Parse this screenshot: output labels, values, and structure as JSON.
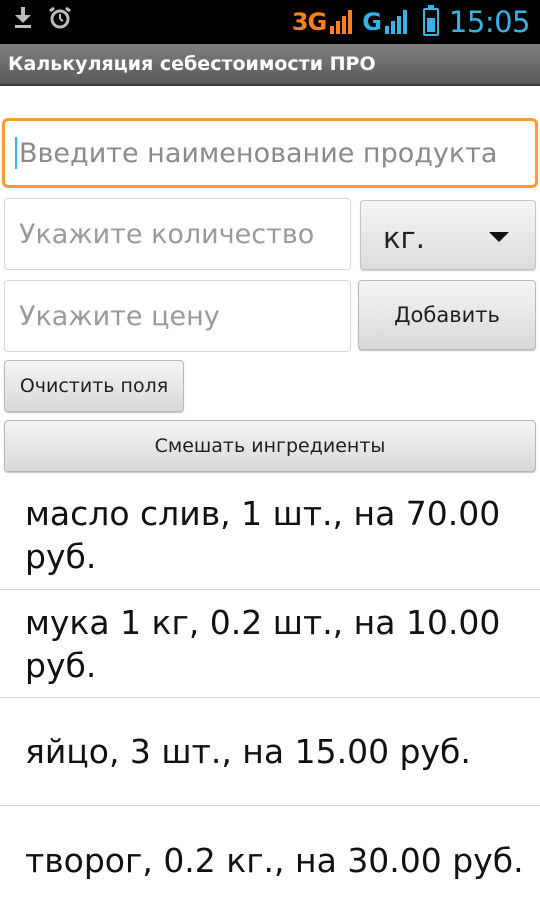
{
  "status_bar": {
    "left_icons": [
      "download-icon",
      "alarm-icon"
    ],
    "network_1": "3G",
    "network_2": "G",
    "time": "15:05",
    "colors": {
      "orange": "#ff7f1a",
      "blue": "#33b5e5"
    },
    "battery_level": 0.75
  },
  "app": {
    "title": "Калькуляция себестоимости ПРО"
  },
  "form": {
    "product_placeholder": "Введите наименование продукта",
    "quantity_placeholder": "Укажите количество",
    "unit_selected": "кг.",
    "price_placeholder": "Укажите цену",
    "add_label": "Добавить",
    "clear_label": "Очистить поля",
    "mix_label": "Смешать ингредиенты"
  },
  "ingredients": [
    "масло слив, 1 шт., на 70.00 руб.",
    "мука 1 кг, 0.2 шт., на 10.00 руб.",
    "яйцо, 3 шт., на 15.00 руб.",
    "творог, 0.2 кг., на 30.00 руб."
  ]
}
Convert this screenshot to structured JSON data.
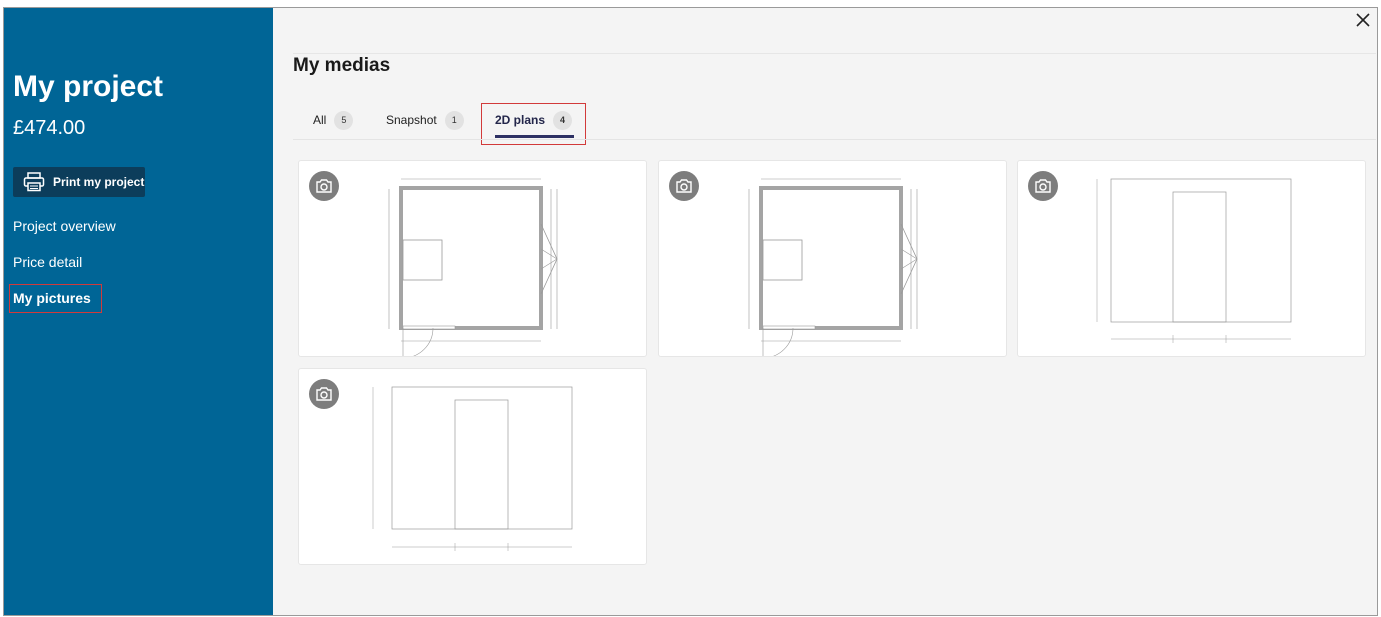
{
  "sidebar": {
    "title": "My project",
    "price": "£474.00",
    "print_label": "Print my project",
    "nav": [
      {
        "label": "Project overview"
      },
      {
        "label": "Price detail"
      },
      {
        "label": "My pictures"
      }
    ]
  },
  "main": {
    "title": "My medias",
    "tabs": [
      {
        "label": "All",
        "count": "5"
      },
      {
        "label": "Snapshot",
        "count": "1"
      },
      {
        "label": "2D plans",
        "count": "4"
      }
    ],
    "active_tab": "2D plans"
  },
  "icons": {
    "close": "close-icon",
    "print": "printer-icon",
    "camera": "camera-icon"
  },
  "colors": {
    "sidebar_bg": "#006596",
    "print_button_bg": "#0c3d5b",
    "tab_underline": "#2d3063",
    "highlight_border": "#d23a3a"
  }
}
------
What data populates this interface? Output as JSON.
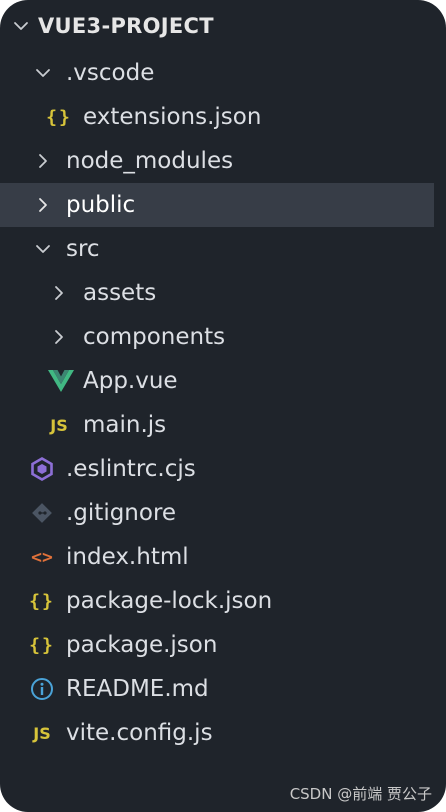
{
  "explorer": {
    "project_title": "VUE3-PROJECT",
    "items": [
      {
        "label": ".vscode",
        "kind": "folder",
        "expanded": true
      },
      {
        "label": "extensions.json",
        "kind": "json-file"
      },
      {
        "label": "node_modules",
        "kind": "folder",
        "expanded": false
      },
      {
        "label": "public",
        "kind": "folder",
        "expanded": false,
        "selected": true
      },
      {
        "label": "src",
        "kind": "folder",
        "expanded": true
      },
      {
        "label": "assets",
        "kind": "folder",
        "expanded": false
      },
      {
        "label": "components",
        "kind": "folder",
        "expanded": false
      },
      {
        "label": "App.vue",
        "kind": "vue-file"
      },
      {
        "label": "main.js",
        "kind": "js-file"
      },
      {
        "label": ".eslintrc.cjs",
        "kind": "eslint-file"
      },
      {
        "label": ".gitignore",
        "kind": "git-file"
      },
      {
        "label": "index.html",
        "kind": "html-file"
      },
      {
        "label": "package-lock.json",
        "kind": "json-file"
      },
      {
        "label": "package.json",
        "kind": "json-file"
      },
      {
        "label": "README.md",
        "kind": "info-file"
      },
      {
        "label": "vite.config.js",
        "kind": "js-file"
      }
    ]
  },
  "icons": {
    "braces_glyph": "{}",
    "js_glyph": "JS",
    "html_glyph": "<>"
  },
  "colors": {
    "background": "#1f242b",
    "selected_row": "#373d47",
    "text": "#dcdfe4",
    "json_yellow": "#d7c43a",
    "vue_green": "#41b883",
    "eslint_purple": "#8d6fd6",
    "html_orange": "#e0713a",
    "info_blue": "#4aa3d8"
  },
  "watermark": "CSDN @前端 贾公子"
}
------
TASK DESCRIPTION
Count how many lines above carry the word "Укажите". Only the number is required.

EXERCISE OUTPUT
2